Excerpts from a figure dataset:

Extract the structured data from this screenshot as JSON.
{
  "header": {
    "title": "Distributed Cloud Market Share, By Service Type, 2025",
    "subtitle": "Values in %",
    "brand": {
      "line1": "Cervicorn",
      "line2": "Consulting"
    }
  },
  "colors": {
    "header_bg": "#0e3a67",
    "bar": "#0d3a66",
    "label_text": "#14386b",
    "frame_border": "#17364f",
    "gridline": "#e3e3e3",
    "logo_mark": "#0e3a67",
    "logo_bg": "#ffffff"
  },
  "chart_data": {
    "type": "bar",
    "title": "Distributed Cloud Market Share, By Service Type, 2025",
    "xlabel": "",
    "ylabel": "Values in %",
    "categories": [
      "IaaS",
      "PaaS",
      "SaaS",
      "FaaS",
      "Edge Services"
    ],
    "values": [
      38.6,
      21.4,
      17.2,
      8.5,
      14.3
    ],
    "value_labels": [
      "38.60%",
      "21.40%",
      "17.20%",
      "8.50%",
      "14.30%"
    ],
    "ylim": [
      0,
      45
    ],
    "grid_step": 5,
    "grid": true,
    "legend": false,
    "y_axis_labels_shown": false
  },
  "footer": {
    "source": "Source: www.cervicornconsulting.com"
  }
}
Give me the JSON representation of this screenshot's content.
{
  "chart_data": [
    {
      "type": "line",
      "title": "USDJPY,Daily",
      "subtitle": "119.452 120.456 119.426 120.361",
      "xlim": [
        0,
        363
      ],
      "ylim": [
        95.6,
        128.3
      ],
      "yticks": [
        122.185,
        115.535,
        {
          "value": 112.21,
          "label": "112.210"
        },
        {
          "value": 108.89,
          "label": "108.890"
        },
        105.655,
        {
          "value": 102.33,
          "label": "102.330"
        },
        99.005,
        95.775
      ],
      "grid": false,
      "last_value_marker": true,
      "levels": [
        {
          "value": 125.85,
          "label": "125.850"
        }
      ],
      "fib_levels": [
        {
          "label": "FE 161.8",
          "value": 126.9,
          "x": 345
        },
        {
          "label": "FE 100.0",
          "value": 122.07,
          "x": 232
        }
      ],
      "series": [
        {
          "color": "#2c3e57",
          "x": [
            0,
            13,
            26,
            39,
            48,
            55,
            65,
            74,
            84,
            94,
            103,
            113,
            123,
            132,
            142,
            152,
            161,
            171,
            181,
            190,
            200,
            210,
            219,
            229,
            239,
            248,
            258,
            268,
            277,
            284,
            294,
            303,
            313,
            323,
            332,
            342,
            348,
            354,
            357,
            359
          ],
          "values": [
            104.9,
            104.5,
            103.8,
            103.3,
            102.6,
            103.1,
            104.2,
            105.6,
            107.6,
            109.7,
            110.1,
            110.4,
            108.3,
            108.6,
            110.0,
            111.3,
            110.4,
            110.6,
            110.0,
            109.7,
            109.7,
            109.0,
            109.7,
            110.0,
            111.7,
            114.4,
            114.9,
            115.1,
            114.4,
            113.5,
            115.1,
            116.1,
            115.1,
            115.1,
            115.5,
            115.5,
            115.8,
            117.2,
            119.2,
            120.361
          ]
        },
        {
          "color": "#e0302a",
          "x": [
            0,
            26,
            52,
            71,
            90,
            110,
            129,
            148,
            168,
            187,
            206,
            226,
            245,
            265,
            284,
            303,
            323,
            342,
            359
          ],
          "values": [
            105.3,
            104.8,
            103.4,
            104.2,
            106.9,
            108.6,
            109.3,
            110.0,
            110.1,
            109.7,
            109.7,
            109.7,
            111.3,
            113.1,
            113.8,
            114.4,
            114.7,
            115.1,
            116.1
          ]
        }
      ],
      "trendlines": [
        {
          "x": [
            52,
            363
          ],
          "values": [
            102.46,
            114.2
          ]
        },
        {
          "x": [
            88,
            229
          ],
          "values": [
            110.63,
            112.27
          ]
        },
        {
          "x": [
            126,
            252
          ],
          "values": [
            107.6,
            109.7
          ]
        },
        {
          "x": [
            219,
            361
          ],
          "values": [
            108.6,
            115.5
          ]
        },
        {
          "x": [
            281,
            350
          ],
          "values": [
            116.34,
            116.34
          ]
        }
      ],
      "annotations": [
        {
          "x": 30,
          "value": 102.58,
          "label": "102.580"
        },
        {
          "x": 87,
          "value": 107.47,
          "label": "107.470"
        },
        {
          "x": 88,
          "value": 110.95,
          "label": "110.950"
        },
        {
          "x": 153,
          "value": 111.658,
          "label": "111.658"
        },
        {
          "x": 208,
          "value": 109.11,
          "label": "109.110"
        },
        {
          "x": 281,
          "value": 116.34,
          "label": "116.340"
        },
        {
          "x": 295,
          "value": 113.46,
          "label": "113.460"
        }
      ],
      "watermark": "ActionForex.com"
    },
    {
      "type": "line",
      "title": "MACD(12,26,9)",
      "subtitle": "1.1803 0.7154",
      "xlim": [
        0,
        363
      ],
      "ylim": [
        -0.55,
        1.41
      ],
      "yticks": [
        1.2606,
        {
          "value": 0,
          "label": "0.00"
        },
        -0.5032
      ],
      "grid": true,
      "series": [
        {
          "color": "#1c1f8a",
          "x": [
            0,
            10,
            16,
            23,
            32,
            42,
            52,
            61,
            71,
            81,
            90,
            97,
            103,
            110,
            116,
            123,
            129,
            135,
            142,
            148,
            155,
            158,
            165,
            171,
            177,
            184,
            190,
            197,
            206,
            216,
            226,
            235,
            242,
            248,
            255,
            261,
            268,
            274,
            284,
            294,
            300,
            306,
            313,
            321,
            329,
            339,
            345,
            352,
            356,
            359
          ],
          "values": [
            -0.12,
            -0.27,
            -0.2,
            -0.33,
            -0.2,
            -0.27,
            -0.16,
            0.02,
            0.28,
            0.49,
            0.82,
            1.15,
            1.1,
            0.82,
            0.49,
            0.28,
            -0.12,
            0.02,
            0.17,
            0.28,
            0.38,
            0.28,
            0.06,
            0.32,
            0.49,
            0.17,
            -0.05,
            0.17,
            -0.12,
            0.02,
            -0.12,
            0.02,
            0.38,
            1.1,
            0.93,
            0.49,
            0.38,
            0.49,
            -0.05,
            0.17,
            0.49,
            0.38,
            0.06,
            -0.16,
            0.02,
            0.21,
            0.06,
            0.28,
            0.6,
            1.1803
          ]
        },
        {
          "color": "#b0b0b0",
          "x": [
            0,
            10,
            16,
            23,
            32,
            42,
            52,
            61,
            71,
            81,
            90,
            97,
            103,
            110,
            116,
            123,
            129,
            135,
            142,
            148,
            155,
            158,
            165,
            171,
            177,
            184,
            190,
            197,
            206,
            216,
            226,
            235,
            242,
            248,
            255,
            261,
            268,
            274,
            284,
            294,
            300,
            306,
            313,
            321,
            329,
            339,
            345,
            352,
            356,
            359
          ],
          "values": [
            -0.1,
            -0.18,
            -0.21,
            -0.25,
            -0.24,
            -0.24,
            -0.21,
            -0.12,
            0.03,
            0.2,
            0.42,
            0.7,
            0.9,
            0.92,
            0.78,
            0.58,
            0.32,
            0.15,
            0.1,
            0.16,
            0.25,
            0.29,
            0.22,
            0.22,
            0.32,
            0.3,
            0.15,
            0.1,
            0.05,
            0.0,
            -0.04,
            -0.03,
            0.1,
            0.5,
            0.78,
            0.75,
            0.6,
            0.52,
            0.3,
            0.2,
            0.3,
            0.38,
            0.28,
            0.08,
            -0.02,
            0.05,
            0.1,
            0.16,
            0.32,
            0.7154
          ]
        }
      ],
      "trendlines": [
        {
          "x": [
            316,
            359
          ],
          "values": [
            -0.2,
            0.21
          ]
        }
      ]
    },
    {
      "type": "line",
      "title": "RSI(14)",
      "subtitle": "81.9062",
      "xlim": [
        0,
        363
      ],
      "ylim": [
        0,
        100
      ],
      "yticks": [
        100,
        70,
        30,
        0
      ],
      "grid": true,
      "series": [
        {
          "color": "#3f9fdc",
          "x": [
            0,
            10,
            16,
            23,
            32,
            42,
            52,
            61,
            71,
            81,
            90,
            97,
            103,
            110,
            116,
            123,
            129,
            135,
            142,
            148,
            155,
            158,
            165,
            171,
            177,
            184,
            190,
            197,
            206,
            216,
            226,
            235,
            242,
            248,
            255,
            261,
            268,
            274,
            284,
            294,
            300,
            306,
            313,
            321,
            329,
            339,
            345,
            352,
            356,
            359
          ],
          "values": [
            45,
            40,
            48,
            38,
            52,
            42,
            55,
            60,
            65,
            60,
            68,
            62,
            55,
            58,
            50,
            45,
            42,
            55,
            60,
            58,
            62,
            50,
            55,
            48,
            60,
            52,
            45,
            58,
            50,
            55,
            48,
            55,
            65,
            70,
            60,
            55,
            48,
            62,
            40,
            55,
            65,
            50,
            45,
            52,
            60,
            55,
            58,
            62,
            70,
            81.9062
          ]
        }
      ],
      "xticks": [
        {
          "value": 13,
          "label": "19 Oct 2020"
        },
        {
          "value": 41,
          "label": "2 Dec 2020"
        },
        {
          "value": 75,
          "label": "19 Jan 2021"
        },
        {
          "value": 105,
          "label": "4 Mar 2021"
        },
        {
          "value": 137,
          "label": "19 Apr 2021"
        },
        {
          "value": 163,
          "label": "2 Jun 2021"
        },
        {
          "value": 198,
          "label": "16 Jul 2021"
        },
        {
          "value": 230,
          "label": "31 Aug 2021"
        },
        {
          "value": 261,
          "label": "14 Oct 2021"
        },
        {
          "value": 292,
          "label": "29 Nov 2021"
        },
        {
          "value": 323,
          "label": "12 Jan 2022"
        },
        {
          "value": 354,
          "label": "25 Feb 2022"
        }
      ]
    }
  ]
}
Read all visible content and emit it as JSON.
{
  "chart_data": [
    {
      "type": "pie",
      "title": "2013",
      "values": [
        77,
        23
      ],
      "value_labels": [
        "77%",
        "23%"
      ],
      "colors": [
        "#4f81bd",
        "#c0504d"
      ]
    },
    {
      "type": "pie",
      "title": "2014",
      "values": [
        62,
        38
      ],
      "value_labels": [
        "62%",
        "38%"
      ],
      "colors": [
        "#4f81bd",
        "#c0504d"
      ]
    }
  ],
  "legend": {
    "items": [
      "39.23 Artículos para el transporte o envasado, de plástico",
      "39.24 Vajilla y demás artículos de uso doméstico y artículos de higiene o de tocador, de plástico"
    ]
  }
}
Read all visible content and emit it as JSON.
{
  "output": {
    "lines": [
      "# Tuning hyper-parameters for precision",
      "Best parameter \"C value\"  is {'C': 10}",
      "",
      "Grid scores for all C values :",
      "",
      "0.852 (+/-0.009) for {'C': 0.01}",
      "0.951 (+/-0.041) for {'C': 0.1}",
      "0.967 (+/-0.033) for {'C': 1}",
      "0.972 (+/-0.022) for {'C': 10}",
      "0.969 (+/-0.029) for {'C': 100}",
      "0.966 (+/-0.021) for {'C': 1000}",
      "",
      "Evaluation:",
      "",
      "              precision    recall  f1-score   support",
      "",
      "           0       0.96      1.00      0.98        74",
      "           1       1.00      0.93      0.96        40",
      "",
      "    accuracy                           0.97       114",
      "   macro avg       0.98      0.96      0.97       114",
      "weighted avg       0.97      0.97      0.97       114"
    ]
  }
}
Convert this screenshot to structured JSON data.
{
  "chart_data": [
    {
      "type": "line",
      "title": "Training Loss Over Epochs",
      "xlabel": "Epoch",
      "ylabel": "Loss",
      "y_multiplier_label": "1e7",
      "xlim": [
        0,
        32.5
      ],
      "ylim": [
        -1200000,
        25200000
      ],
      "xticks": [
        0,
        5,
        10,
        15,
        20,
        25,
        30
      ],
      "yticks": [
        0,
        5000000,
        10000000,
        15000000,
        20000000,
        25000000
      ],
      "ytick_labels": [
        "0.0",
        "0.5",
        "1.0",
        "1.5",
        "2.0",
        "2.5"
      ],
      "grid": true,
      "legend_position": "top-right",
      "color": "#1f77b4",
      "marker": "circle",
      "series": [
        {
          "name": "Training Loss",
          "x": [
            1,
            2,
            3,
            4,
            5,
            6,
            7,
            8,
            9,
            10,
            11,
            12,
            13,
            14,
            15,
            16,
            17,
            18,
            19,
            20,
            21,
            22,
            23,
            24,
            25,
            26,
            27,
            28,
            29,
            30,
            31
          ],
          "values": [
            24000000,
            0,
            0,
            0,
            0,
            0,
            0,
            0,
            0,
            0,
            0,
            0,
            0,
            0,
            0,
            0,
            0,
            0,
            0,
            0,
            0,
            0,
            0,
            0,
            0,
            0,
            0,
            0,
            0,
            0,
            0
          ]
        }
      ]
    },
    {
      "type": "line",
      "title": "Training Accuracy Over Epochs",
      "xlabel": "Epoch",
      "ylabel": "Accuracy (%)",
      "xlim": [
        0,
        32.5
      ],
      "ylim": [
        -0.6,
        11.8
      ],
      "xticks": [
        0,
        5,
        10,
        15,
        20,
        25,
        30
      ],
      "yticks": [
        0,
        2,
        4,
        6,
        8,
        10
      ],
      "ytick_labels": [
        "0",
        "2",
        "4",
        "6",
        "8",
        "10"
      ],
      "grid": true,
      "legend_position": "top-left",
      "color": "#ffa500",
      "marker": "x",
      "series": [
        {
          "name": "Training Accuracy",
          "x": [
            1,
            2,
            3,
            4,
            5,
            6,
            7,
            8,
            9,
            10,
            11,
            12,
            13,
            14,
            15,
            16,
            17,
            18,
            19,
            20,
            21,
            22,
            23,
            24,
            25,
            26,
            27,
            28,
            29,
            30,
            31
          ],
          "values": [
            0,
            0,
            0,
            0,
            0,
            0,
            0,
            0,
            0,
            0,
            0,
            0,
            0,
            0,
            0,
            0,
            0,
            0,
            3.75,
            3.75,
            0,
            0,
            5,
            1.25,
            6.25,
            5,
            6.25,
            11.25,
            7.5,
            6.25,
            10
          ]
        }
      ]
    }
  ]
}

### What to do
Show all lines from the records above where the word "subtitle" occurs.

### Exercise result
    "subtitle": "Values in %",
      "subtitle": "119.452 120.456 119.426 120.361",
      "subtitle": "1.1803 0.7154",
      "subtitle": "81.9062",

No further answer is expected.